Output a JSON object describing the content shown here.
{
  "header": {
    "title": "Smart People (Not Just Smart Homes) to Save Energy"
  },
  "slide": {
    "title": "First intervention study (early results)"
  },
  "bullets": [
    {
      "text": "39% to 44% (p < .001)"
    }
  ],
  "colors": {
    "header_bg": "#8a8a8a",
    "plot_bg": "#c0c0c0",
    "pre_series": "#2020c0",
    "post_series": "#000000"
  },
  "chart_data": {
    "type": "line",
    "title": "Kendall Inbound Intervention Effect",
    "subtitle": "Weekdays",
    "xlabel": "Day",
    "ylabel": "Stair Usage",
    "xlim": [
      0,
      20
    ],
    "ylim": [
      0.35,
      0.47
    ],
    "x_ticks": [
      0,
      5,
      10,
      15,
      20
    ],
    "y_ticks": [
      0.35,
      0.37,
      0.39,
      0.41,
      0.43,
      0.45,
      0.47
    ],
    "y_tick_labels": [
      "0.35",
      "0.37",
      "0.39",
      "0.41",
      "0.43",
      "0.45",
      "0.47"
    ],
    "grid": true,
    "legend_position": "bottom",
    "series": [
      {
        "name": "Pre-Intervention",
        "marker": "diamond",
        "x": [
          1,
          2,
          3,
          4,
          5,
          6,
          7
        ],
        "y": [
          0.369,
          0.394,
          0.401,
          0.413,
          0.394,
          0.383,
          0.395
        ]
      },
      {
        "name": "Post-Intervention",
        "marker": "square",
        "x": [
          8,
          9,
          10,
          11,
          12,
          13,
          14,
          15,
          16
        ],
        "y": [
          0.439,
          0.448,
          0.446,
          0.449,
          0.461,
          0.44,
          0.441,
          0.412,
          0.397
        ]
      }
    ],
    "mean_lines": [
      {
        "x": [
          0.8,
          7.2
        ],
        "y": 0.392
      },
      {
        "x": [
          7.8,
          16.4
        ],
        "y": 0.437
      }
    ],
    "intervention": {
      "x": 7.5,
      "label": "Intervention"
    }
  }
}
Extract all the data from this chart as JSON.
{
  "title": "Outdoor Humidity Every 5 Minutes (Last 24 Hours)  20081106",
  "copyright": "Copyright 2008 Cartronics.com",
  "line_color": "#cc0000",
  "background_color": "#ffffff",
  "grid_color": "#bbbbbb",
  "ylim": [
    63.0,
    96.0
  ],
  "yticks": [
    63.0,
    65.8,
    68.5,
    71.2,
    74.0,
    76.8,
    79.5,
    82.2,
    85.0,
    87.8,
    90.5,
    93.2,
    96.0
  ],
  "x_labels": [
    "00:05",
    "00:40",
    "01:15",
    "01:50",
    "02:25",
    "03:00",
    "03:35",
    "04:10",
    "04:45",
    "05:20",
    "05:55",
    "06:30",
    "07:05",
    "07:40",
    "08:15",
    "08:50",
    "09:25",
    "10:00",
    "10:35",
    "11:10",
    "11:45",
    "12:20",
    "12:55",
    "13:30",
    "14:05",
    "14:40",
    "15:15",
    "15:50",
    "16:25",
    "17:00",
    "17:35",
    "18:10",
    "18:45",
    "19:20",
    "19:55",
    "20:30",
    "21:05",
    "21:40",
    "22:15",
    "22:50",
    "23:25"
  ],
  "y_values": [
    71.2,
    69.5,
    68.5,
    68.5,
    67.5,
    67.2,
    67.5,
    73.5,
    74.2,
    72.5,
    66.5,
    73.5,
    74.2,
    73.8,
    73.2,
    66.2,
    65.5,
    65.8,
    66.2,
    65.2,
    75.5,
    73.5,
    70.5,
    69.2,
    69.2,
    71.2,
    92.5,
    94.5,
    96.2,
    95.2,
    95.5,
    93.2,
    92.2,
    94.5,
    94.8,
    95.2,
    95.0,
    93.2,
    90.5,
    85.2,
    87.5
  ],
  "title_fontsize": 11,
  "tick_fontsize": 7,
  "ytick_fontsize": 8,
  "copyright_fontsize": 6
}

## SET PROBLEM
Copy all data exactly, start to finish.

## OUTPUT FOR THIS EXERCISE
Output a JSON object describing the content shown here.
{
  "header": {
    "title": "Smart People (Not Just Smart Homes) to Save Energy"
  },
  "slide": {
    "title": "First intervention study (early results)"
  },
  "bullets": [
    {
      "text": "39% to 44% (p < .001)"
    }
  ],
  "colors": {
    "header_bg": "#8a8a8a",
    "plot_bg": "#c0c0c0",
    "pre_series": "#2020c0",
    "post_series": "#000000"
  },
  "chart_data": {
    "type": "line",
    "title": "Kendall Inbound Intervention Effect",
    "subtitle": "Weekdays",
    "xlabel": "Day",
    "ylabel": "Stair Usage",
    "xlim": [
      0,
      20
    ],
    "ylim": [
      0.35,
      0.47
    ],
    "x_ticks": [
      0,
      5,
      10,
      15,
      20
    ],
    "y_ticks": [
      0.35,
      0.37,
      0.39,
      0.41,
      0.43,
      0.45,
      0.47
    ],
    "y_tick_labels": [
      "0.35",
      "0.37",
      "0.39",
      "0.41",
      "0.43",
      "0.45",
      "0.47"
    ],
    "grid": true,
    "legend_position": "bottom",
    "series": [
      {
        "name": "Pre-Intervention",
        "marker": "diamond",
        "x": [
          1,
          2,
          3,
          4,
          5,
          6,
          7
        ],
        "y": [
          0.369,
          0.394,
          0.401,
          0.413,
          0.394,
          0.383,
          0.395
        ]
      },
      {
        "name": "Post-Intervention",
        "marker": "square",
        "x": [
          8,
          9,
          10,
          11,
          12,
          13,
          14,
          15,
          16
        ],
        "y": [
          0.439,
          0.448,
          0.446,
          0.449,
          0.461,
          0.44,
          0.441,
          0.412,
          0.397
        ]
      }
    ],
    "mean_lines": [
      {
        "x": [
          0.8,
          7.2
        ],
        "y": 0.392
      },
      {
        "x": [
          7.8,
          16.4
        ],
        "y": 0.437
      }
    ],
    "intervention": {
      "x": 7.5,
      "label": "Intervention"
    }
  }
}
Extract all the data from this chart as JSON.
{
  "title": "Outdoor Humidity Every 5 Minutes (Last 24 Hours)  20081106",
  "copyright": "Copyright 2008 Cartronics.com",
  "line_color": "#cc0000",
  "background_color": "#ffffff",
  "grid_color": "#bbbbbb",
  "ylim": [
    63.0,
    96.0
  ],
  "yticks": [
    63.0,
    65.8,
    68.5,
    71.2,
    74.0,
    76.8,
    79.5,
    82.2,
    85.0,
    87.8,
    90.5,
    93.2,
    96.0
  ],
  "x_labels": [
    "00:05",
    "00:40",
    "01:15",
    "01:50",
    "02:25",
    "03:00",
    "03:35",
    "04:10",
    "04:45",
    "05:20",
    "05:55",
    "06:30",
    "07:05",
    "07:40",
    "08:15",
    "08:50",
    "09:25",
    "10:00",
    "10:35",
    "11:10",
    "11:45",
    "12:20",
    "12:55",
    "13:30",
    "14:05",
    "14:40",
    "15:15",
    "15:50",
    "16:25",
    "17:00",
    "17:35",
    "18:10",
    "18:45",
    "19:20",
    "19:55",
    "20:30",
    "21:05",
    "21:40",
    "22:15",
    "22:50",
    "23:25"
  ],
  "y_values": [
    71.2,
    69.5,
    68.5,
    68.5,
    67.5,
    67.2,
    67.5,
    73.5,
    74.2,
    72.5,
    66.5,
    73.5,
    74.2,
    73.8,
    73.2,
    66.2,
    65.5,
    65.8,
    66.2,
    65.2,
    75.5,
    73.5,
    70.5,
    69.2,
    69.2,
    71.2,
    92.5,
    94.5,
    96.2,
    95.2,
    95.5,
    93.2,
    92.2,
    94.5,
    94.8,
    95.2,
    95.0,
    93.2,
    90.5,
    85.2,
    87.5
  ],
  "title_fontsize": 11,
  "tick_fontsize": 7,
  "ytick_fontsize": 8,
  "copyright_fontsize": 6
}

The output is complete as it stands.